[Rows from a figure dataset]

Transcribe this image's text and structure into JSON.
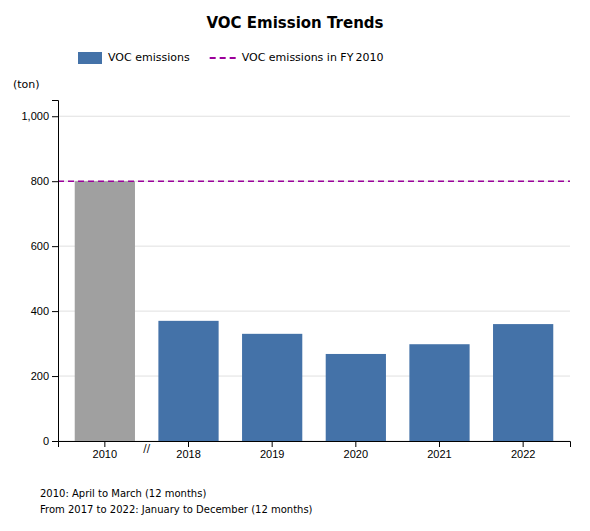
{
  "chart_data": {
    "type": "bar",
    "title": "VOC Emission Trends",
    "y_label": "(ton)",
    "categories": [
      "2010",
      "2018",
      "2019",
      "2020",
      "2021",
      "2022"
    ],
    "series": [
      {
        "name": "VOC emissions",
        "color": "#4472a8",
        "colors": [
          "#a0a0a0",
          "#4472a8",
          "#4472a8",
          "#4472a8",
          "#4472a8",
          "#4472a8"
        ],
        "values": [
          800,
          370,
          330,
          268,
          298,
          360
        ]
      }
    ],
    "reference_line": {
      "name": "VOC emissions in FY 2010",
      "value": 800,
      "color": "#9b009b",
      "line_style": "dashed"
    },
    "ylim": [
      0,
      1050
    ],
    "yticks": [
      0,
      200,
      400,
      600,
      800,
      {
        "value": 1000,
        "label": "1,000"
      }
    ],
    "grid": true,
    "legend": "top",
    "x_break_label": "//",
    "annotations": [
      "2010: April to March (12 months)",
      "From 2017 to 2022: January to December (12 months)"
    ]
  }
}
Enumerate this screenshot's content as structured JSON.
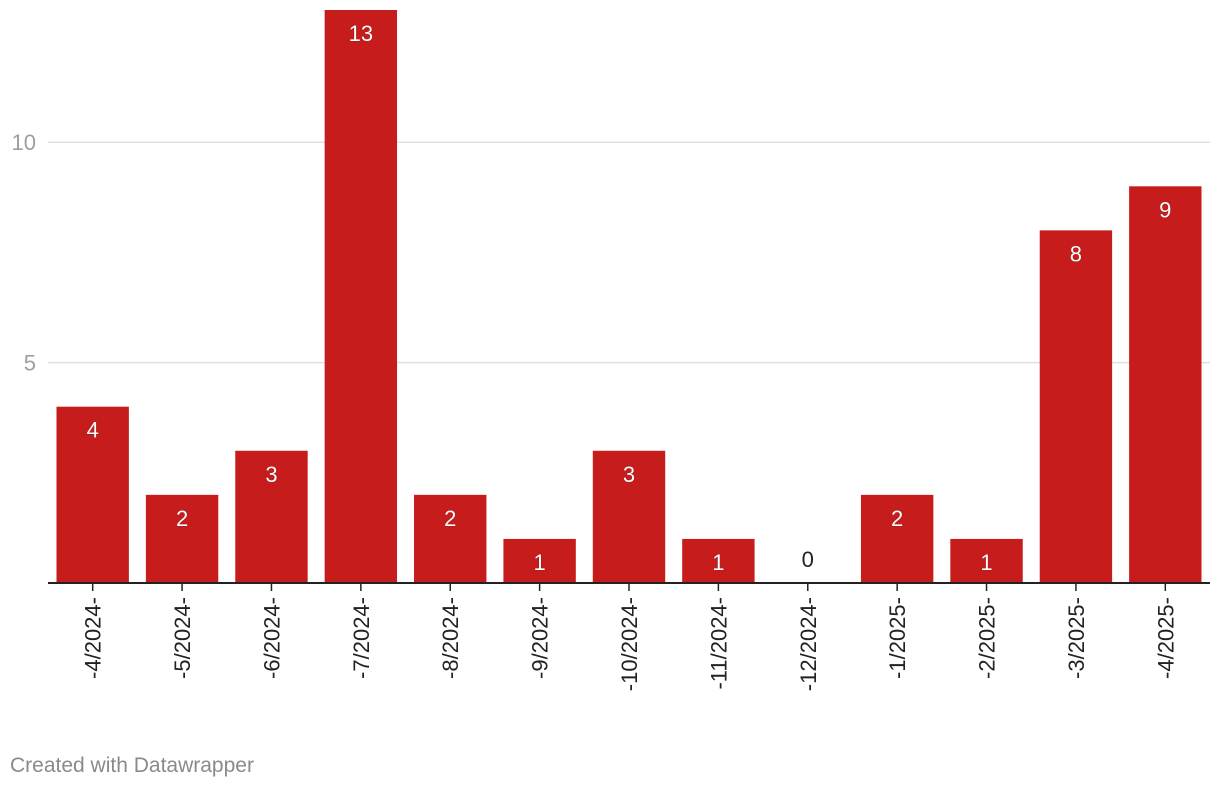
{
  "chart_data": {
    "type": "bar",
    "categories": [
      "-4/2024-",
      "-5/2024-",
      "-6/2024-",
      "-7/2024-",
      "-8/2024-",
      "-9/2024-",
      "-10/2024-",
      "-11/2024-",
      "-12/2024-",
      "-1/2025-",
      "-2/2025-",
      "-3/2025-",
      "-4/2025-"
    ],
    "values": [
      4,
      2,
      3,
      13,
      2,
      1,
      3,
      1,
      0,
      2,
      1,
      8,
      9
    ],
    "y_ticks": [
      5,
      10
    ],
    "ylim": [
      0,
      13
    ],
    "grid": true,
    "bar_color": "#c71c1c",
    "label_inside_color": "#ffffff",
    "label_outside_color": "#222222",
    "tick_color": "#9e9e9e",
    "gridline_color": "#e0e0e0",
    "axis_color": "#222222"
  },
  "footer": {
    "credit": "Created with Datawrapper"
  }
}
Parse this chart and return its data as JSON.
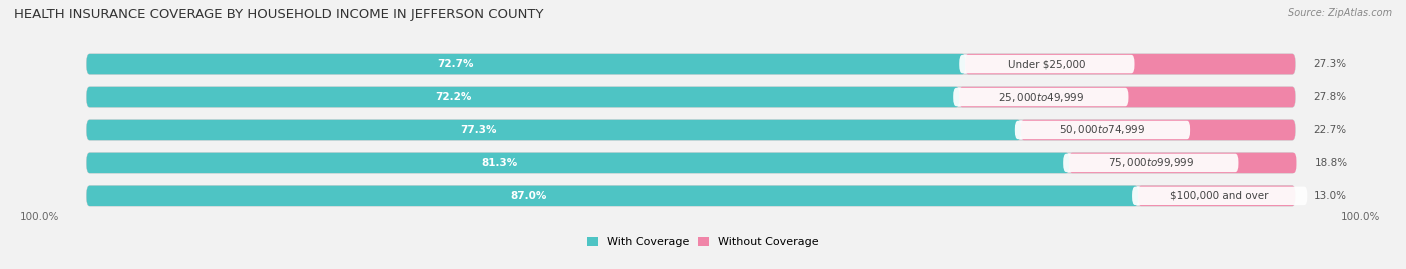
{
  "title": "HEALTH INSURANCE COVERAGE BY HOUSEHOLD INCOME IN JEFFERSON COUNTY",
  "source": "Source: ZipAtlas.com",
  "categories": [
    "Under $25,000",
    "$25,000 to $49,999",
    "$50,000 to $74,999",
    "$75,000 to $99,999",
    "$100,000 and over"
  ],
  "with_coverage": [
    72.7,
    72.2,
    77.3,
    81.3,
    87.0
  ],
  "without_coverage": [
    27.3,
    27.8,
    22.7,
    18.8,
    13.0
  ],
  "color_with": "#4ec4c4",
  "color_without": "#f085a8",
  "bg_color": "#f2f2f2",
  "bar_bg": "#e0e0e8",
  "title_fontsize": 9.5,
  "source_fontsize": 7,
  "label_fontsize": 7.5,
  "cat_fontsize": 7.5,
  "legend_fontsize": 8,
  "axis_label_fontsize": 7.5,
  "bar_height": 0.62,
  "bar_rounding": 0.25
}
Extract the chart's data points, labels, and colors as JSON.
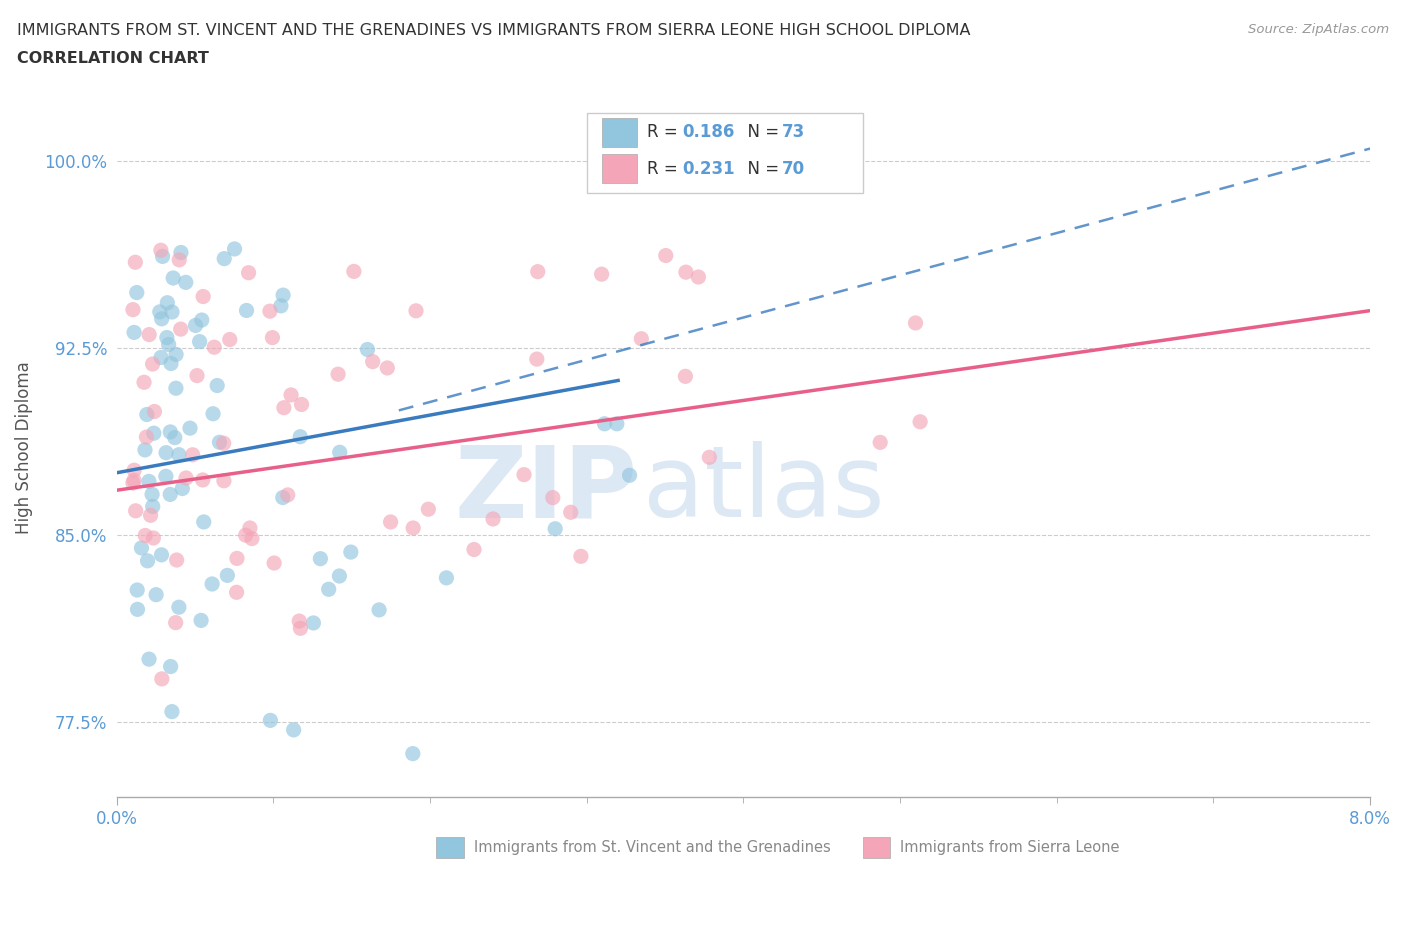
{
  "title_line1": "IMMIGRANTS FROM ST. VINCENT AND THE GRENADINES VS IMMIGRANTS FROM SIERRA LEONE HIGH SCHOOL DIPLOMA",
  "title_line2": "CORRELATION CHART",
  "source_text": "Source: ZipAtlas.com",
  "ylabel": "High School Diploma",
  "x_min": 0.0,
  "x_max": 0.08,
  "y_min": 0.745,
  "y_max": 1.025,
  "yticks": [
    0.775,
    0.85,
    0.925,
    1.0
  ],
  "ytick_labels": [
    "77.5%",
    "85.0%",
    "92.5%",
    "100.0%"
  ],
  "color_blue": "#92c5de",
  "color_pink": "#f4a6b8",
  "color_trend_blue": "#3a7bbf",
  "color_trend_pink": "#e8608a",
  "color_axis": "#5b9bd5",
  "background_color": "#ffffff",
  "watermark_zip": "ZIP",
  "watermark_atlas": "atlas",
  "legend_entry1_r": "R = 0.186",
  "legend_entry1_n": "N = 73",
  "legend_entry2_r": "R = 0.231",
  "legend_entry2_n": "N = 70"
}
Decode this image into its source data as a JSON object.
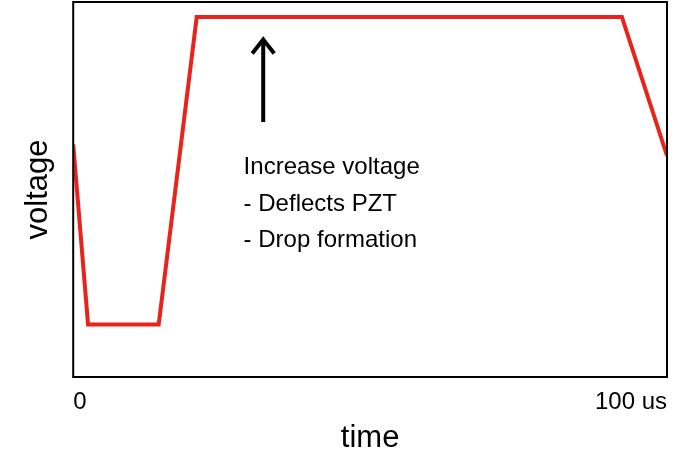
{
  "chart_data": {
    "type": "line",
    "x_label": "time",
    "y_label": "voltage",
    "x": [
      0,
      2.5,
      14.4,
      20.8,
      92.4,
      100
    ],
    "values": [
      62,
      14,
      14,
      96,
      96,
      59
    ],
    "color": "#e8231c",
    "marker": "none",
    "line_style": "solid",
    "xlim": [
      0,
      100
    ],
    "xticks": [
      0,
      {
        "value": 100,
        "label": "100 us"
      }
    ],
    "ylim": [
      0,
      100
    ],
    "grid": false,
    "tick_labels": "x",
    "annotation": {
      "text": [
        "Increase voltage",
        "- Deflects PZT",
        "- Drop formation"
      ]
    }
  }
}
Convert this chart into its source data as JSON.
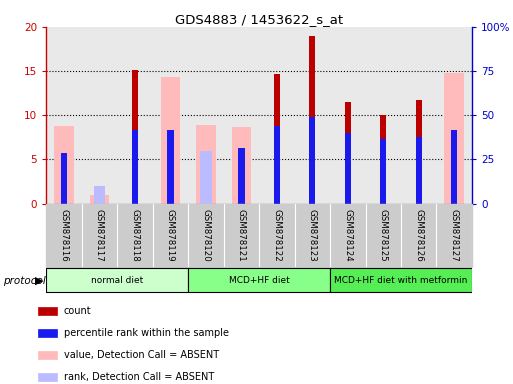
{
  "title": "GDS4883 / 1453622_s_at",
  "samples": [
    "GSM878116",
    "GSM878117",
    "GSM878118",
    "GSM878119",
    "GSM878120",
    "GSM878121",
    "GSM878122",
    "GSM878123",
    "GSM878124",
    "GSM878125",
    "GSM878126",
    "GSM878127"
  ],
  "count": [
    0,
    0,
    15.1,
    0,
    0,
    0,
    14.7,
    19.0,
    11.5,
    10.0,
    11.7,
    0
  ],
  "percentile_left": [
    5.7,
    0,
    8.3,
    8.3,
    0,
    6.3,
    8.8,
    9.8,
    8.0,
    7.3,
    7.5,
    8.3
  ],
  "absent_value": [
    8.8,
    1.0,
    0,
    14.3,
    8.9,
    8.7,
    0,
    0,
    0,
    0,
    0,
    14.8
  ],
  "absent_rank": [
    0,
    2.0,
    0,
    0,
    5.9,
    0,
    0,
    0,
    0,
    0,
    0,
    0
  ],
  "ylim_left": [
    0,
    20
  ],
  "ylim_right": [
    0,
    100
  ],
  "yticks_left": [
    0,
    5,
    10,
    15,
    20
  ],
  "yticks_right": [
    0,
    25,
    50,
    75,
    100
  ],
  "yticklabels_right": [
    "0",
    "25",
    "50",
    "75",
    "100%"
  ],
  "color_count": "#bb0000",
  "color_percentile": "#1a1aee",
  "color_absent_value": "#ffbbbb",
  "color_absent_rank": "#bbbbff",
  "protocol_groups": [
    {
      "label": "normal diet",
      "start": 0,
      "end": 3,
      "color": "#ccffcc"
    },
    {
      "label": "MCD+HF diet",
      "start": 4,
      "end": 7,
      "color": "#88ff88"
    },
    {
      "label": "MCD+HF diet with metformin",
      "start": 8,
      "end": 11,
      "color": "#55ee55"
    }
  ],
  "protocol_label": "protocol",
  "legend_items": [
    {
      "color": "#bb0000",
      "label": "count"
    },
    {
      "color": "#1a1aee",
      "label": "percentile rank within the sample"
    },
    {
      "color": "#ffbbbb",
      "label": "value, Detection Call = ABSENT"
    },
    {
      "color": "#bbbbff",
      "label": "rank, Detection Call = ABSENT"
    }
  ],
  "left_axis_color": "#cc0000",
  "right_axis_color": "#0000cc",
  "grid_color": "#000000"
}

■ What you have to do: Print out the lines exactly, skipping any picture.

■ Exercise solution:
Transcribe this image's text and structure into JSON.
{
  "chart_data": {
    "type": "bar",
    "title": "VOC Emission Trends",
    "y_label": "(ton)",
    "categories": [
      "2010",
      "2018",
      "2019",
      "2020",
      "2021",
      "2022"
    ],
    "series": [
      {
        "name": "VOC emissions",
        "color": "#4472a8",
        "colors": [
          "#a0a0a0",
          "#4472a8",
          "#4472a8",
          "#4472a8",
          "#4472a8",
          "#4472a8"
        ],
        "values": [
          800,
          370,
          330,
          268,
          298,
          360
        ]
      }
    ],
    "reference_line": {
      "name": "VOC emissions in FY 2010",
      "value": 800,
      "color": "#9b009b",
      "line_style": "dashed"
    },
    "ylim": [
      0,
      1050
    ],
    "yticks": [
      0,
      200,
      400,
      600,
      800,
      {
        "value": 1000,
        "label": "1,000"
      }
    ],
    "grid": true,
    "legend": "top",
    "x_break_label": "//",
    "annotations": [
      "2010: April to March (12 months)",
      "From 2017 to 2022: January to December (12 months)"
    ]
  }
}
Enumerate this screenshot's content as structured JSON.
{
  "chart_data": {
    "type": "bar",
    "categories": [
      "-4/2024-",
      "-5/2024-",
      "-6/2024-",
      "-7/2024-",
      "-8/2024-",
      "-9/2024-",
      "-10/2024-",
      "-11/2024-",
      "-12/2024-",
      "-1/2025-",
      "-2/2025-",
      "-3/2025-",
      "-4/2025-"
    ],
    "values": [
      4,
      2,
      3,
      13,
      2,
      1,
      3,
      1,
      0,
      2,
      1,
      8,
      9
    ],
    "y_ticks": [
      5,
      10
    ],
    "ylim": [
      0,
      13
    ],
    "grid": true,
    "bar_color": "#c71c1c",
    "label_inside_color": "#ffffff",
    "label_outside_color": "#222222",
    "tick_color": "#9e9e9e",
    "gridline_color": "#e0e0e0",
    "axis_color": "#222222"
  },
  "footer": {
    "credit": "Created with Datawrapper"
  }
}
Parse this chart and return its data as JSON.
{
  "title": "HEALTH INSURANCE COVERAGE BY HOUSEHOLD INCOME IN JEFFERSON COUNTY",
  "source": "Source: ZipAtlas.com",
  "categories": [
    "Under $25,000",
    "$25,000 to $49,999",
    "$50,000 to $74,999",
    "$75,000 to $99,999",
    "$100,000 and over"
  ],
  "with_coverage": [
    72.7,
    72.2,
    77.3,
    81.3,
    87.0
  ],
  "without_coverage": [
    27.3,
    27.8,
    22.7,
    18.8,
    13.0
  ],
  "color_with": "#4ec4c4",
  "color_without": "#f085a8",
  "bg_color": "#f2f2f2",
  "bar_bg": "#e0e0e8",
  "title_fontsize": 9.5,
  "source_fontsize": 7,
  "label_fontsize": 7.5,
  "cat_fontsize": 7.5,
  "legend_fontsize": 8,
  "axis_label_fontsize": 7.5,
  "bar_height": 0.62,
  "bar_rounding": 0.25
}
Extract the chart's data points, labels, and colors as JSON.
{
  "title_line1": "IMMIGRANTS FROM ST. VINCENT AND THE GRENADINES VS IMMIGRANTS FROM SIERRA LEONE HIGH SCHOOL DIPLOMA",
  "title_line2": "CORRELATION CHART",
  "source_text": "Source: ZipAtlas.com",
  "ylabel": "High School Diploma",
  "x_min": 0.0,
  "x_max": 0.08,
  "y_min": 0.745,
  "y_max": 1.025,
  "yticks": [
    0.775,
    0.85,
    0.925,
    1.0
  ],
  "ytick_labels": [
    "77.5%",
    "85.0%",
    "92.5%",
    "100.0%"
  ],
  "color_blue": "#92c5de",
  "color_pink": "#f4a6b8",
  "color_trend_blue": "#3a7bbf",
  "color_trend_pink": "#e8608a",
  "color_axis": "#5b9bd5",
  "background_color": "#ffffff",
  "watermark_zip": "ZIP",
  "watermark_atlas": "atlas",
  "legend_entry1_r": "R = 0.186",
  "legend_entry1_n": "N = 73",
  "legend_entry2_r": "R = 0.231",
  "legend_entry2_n": "N = 70"
}
Decode this image into its source data as a JSON object.
{
  "chart_data": {
    "type": "line",
    "x_label": "time",
    "y_label": "voltage",
    "x": [
      0,
      2.5,
      14.4,
      20.8,
      92.4,
      100
    ],
    "values": [
      62,
      14,
      14,
      96,
      96,
      59
    ],
    "color": "#e8231c",
    "marker": "none",
    "line_style": "solid",
    "xlim": [
      0,
      100
    ],
    "xticks": [
      0,
      {
        "value": 100,
        "label": "100 us"
      }
    ],
    "ylim": [
      0,
      100
    ],
    "grid": false,
    "tick_labels": "x",
    "annotation": {
      "text": [
        "Increase voltage",
        "- Deflects PZT",
        "- Drop formation"
      ]
    }
  }
}
Convert this chart into its source data as JSON.
{
  "title": "GDS4883 / 1453622_s_at",
  "samples": [
    "GSM878116",
    "GSM878117",
    "GSM878118",
    "GSM878119",
    "GSM878120",
    "GSM878121",
    "GSM878122",
    "GSM878123",
    "GSM878124",
    "GSM878125",
    "GSM878126",
    "GSM878127"
  ],
  "count": [
    0,
    0,
    15.1,
    0,
    0,
    0,
    14.7,
    19.0,
    11.5,
    10.0,
    11.7,
    0
  ],
  "percentile_left": [
    5.7,
    0,
    8.3,
    8.3,
    0,
    6.3,
    8.8,
    9.8,
    8.0,
    7.3,
    7.5,
    8.3
  ],
  "absent_value": [
    8.8,
    1.0,
    0,
    14.3,
    8.9,
    8.7,
    0,
    0,
    0,
    0,
    0,
    14.8
  ],
  "absent_rank": [
    0,
    2.0,
    0,
    0,
    5.9,
    0,
    0,
    0,
    0,
    0,
    0,
    0
  ],
  "ylim_left": [
    0,
    20
  ],
  "ylim_right": [
    0,
    100
  ],
  "yticks_left": [
    0,
    5,
    10,
    15,
    20
  ],
  "yticks_right": [
    0,
    25,
    50,
    75,
    100
  ],
  "yticklabels_right": [
    "0",
    "25",
    "50",
    "75",
    "100%"
  ],
  "color_count": "#bb0000",
  "color_percentile": "#1a1aee",
  "color_absent_value": "#ffbbbb",
  "color_absent_rank": "#bbbbff",
  "protocol_groups": [
    {
      "label": "normal diet",
      "start": 0,
      "end": 3,
      "color": "#ccffcc"
    },
    {
      "label": "MCD+HF diet",
      "start": 4,
      "end": 7,
      "color": "#88ff88"
    },
    {
      "label": "MCD+HF diet with metformin",
      "start": 8,
      "end": 11,
      "color": "#55ee55"
    }
  ],
  "protocol_label": "protocol",
  "legend_items": [
    {
      "color": "#bb0000",
      "label": "count"
    },
    {
      "color": "#1a1aee",
      "label": "percentile rank within the sample"
    },
    {
      "color": "#ffbbbb",
      "label": "value, Detection Call = ABSENT"
    },
    {
      "color": "#bbbbff",
      "label": "rank, Detection Call = ABSENT"
    }
  ],
  "left_axis_color": "#cc0000",
  "right_axis_color": "#0000cc",
  "grid_color": "#000000"
}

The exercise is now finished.